--- Begin ---
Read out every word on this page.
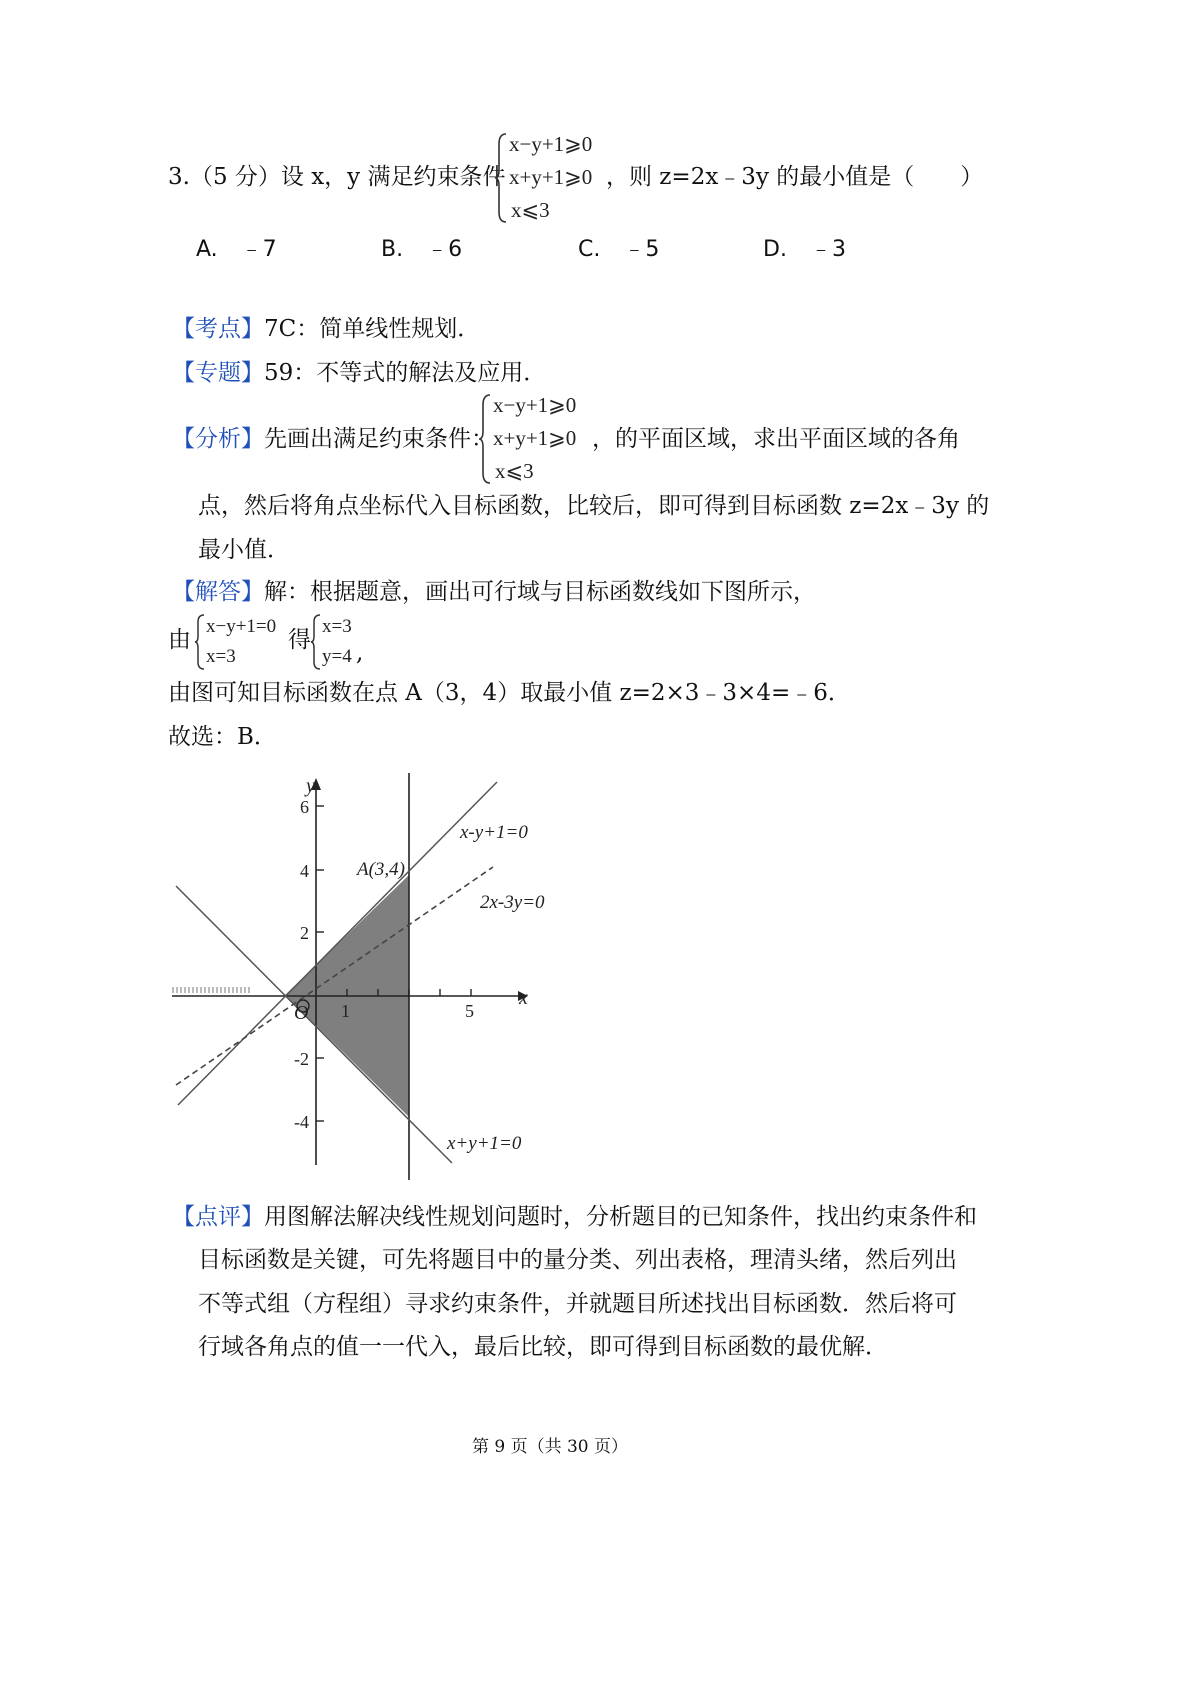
3.（5 分）设 x，y 满足约束条件
x−y+1⩾0
x+y+1⩾0
x⩽3
，则 z=2x﹣3y 的最小值是（　　）
A. ﹣7	B. ﹣6	C. ﹣5	D. ﹣3
【考点】7C：简单线性规划．
【专题】59：不等式的解法及应用．
【分析】先画出满足约束条件：
x−y+1⩾0
x+y+1⩾0
x⩽3
，的平面区域，求出平面区域的各角
点，然后将角点坐标代入目标函数，比较后，即可得到目标函数 z=2x﹣3y 的
最小值．
【解答】解：根据题意，画出可行域与目标函数线如下图所示，
由
x−y+1=0
x=3
得
x=3
y=4 ,
由图可知目标函数在点 A（3，4）取最小值 z=2×3﹣3×4=﹣6．
故选：B．
y
x
O 1	5
6
4
2
-2
-4
A(3,4)
x-y+1=0
2x-3y=0
x+y+1=0
【点评】用图解法解决线性规划问题时，分析题目的已知条件，找出约束条件和
目标函数是关键，可先将题目中的量分类、列出表格，理清头绪，然后列出
不等式组（方程组）寻求约束条件，并就题目所述找出目标函数．然后将可
行域各角点的值一一代入，最后比较，即可得到目标函数的最优解．
第 9 页（共 30 页）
--- End ---
:: WORK TO DO ::
Give the entries again without a single change, but with no pictures.

:: RESPONSE TO THIS TASK ::
Read out every word on this page.
3.（5 分）设 x，y 满足约束条件
x−y+1⩾0
x+y+1⩾0
x⩽3
，则 z=2x﹣3y 的最小值是（　　）
A. ﹣7	B. ﹣6	C. ﹣5	D. ﹣3
【考点】7C：简单线性规划．
【专题】59：不等式的解法及应用．
【分析】先画出满足约束条件：
x−y+1⩾0
x+y+1⩾0
x⩽3
，的平面区域，求出平面区域的各角
点，然后将角点坐标代入目标函数，比较后，即可得到目标函数 z=2x﹣3y 的
最小值．
【解答】解：根据题意，画出可行域与目标函数线如下图所示，
由
x−y+1=0
x=3
得
x=3
y=4 ,
由图可知目标函数在点 A（3，4）取最小值 z=2×3﹣3×4=﹣6．
故选：B．
y
x
O 1	5
6
4
2
-2
-4
A(3,4)
x-y+1=0
2x-3y=0
x+y+1=0
【点评】用图解法解决线性规划问题时，分析题目的已知条件，找出约束条件和
目标函数是关键，可先将题目中的量分类、列出表格，理清头绪，然后列出
不等式组（方程组）寻求约束条件，并就题目所述找出目标函数．然后将可
行域各角点的值一一代入，最后比较，即可得到目标函数的最优解．
第 9 页（共 30 页）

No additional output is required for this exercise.